*** Information ***
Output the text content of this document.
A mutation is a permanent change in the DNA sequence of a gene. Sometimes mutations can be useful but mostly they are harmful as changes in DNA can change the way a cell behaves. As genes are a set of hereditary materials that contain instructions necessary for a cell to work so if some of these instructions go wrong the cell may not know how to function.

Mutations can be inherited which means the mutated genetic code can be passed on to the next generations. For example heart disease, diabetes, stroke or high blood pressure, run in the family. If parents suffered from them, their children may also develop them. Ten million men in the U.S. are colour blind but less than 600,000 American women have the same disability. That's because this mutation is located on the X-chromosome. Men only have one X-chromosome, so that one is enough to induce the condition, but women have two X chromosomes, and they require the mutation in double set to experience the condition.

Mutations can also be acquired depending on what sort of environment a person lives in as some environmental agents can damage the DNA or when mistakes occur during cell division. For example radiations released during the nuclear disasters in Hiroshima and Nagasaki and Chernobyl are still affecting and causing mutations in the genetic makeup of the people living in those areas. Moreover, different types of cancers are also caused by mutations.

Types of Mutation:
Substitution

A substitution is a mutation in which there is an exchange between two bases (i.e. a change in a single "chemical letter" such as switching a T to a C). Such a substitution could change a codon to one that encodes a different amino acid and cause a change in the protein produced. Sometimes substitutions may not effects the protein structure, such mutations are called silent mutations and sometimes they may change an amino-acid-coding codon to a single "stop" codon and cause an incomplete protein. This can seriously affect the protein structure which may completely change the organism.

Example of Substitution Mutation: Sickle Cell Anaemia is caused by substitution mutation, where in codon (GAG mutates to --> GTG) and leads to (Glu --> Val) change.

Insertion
*** End of Information ***
• [Problem]:
All the data needs repeating. Return it exactly.

• [Solution for this exercise]:
Output the text content of this document.
A mutation is a permanent change in the DNA sequence of a gene. Sometimes mutations can be useful but mostly they are harmful as changes in DNA can change the way a cell behaves. As genes are a set of hereditary materials that contain instructions necessary for a cell to work so if some of these instructions go wrong the cell may not know how to function.

Mutations can be inherited which means the mutated genetic code can be passed on to the next generations. For example heart disease, diabetes, stroke or high blood pressure, run in the family. If parents suffered from them, their children may also develop them. Ten million men in the U.S. are colour blind but less than 600,000 American women have the same disability. That's because this mutation is located on the X-chromosome. Men only have one X-chromosome, so that one is enough to induce the condition, but women have two X chromosomes, and they require the mutation in double set to experience the condition.

Mutations can also be acquired depending on what sort of environment a person lives in as some environmental agents can damage the DNA or when mistakes occur during cell division. For example radiations released during the nuclear disasters in Hiroshima and Nagasaki and Chernobyl are still affecting and causing mutations in the genetic makeup of the people living in those areas. Moreover, different types of cancers are also caused by mutations.

Types of Mutation:
Substitution

A substitution is a mutation in which there is an exchange between two bases (i.e. a change in a single "chemical letter" such as switching a T to a C). Such a substitution could change a codon to one that encodes a different amino acid and cause a change in the protein produced. Sometimes substitutions may not effects the protein structure, such mutations are called silent mutations and sometimes they may change an amino-acid-coding codon to a single "stop" codon and cause an incomplete protein. This can seriously affect the protein structure which may completely change the organism.

Example of Substitution Mutation: Sickle Cell Anaemia is caused by substitution mutation, where in codon (GAG mutates to --> GTG) and leads to (Glu --> Val) change.

Insertion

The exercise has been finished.